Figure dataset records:
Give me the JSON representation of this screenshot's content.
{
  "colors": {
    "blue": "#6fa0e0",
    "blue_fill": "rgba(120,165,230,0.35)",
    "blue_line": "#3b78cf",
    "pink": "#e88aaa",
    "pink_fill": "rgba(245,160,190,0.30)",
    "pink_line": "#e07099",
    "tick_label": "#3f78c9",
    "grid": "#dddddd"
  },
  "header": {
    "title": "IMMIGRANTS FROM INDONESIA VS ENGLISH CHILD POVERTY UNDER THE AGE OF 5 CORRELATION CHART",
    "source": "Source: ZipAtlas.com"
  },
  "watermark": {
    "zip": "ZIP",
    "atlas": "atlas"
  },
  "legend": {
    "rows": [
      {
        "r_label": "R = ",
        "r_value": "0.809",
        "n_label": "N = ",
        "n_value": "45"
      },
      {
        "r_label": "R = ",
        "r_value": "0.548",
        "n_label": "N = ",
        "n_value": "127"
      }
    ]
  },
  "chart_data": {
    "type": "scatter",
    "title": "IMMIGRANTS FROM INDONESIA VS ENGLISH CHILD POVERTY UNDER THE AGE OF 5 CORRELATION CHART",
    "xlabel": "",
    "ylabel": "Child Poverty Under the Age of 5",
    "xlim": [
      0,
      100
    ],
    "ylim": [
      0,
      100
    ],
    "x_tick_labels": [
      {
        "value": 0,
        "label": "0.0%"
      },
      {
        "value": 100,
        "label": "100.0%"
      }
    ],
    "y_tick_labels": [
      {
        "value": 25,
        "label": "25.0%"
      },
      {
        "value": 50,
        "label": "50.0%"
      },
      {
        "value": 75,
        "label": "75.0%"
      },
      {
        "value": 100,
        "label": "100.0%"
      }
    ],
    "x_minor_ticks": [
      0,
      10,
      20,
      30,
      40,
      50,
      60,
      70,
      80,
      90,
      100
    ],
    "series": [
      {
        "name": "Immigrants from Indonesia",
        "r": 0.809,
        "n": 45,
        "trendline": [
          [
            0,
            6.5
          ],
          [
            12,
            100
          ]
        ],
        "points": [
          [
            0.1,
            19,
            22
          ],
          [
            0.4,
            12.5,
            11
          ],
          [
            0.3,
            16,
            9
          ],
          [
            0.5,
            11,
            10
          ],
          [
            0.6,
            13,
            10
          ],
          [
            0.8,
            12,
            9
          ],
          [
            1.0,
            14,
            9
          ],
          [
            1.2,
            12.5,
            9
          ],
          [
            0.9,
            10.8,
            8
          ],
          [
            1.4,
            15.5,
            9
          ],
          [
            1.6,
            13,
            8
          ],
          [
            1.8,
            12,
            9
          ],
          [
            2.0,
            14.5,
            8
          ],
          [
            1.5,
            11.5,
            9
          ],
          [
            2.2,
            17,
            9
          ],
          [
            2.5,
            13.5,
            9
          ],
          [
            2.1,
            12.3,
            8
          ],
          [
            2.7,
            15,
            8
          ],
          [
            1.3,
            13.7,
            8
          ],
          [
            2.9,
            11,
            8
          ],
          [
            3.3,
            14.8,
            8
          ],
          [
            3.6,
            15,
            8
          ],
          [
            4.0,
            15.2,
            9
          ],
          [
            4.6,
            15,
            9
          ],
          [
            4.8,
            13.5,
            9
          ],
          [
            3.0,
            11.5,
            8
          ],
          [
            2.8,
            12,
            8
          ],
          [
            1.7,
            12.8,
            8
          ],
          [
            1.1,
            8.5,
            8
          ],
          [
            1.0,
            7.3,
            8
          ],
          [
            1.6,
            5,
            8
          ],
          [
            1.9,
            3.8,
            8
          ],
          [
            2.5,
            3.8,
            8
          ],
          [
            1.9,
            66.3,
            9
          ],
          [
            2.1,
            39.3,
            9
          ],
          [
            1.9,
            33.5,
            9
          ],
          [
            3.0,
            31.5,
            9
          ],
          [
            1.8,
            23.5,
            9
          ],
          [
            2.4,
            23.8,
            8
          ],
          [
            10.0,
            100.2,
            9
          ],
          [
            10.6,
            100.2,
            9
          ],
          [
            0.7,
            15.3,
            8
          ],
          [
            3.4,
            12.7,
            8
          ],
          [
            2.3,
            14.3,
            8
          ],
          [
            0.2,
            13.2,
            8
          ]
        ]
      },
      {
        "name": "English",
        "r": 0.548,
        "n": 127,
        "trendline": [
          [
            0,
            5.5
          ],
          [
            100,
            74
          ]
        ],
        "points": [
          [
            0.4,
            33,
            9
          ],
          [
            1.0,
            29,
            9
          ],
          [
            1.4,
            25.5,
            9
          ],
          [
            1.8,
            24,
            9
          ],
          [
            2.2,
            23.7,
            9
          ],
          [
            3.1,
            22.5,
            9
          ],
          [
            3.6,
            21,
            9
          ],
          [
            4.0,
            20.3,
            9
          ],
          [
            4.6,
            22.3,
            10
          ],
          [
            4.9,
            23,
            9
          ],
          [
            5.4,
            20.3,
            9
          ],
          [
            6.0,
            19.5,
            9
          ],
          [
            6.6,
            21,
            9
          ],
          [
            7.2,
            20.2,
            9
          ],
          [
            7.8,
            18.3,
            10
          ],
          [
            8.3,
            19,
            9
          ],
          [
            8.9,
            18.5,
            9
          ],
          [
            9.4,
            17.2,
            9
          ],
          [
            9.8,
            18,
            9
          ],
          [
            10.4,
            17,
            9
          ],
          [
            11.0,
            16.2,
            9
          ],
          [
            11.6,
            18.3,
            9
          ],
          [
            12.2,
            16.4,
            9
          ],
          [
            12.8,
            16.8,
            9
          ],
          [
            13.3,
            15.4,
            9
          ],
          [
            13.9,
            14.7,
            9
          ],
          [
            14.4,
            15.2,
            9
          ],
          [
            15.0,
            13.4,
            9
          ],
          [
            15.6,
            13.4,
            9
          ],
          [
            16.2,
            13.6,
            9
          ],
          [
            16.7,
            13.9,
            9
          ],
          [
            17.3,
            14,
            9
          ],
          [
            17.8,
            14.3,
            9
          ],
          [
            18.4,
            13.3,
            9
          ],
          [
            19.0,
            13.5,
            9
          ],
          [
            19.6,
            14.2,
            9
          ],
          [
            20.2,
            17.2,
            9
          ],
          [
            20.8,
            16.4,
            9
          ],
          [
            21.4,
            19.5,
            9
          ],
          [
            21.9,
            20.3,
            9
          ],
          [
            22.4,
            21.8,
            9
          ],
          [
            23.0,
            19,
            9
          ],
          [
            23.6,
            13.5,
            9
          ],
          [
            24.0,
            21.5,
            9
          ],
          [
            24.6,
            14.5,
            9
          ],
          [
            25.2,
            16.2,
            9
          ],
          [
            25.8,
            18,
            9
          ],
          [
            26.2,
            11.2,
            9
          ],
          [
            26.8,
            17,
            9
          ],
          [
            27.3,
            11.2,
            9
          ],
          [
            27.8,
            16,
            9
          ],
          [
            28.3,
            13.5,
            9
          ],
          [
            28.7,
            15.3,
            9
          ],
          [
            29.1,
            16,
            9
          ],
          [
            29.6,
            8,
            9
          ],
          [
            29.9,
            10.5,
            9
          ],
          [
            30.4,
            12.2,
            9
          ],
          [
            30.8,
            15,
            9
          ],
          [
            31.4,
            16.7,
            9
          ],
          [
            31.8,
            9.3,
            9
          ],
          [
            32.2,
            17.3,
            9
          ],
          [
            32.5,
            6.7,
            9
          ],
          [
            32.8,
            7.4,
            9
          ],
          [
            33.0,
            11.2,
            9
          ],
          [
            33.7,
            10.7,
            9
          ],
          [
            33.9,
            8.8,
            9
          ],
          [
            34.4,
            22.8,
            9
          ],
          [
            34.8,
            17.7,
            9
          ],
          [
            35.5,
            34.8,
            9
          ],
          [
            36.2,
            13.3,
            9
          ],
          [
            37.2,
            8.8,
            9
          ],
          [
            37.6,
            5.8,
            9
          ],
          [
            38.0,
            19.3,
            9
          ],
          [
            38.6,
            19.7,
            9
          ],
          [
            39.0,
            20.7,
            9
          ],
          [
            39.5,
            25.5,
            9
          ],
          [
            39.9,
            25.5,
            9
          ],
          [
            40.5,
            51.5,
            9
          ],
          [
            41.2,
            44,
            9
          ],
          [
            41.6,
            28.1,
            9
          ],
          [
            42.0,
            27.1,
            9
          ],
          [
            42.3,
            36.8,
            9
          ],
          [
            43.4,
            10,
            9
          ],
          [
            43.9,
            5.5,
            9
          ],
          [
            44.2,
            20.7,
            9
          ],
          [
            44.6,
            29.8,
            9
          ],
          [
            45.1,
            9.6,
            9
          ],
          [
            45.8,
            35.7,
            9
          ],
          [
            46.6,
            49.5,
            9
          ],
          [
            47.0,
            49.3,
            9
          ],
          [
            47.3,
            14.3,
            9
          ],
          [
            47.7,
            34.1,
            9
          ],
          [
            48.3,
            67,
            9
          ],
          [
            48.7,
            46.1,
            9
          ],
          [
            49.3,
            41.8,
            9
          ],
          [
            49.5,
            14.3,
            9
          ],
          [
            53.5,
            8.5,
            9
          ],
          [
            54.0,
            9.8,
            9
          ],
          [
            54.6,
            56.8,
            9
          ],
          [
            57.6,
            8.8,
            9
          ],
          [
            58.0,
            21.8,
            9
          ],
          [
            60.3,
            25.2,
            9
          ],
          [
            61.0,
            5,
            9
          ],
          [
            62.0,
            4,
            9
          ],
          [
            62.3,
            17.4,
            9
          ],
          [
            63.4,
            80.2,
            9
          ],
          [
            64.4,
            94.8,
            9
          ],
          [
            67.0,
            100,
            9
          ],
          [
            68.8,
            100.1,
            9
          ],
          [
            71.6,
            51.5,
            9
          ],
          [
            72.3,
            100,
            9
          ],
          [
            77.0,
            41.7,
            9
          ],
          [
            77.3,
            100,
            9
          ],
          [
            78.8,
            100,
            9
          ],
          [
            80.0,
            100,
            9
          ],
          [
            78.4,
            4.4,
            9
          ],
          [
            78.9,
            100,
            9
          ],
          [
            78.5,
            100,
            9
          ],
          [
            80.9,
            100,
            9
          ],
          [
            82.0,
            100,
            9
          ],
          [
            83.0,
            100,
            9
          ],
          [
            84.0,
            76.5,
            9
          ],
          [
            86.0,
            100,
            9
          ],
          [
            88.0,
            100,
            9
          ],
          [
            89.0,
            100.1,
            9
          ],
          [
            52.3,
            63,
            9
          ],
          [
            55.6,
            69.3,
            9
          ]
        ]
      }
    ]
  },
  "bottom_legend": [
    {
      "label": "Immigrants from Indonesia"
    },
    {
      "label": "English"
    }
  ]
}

**TASK REQUIREMENTS**:
Report how many lines of the data contain the word "name", using the number alone.

**TASK OUTPUT**:
2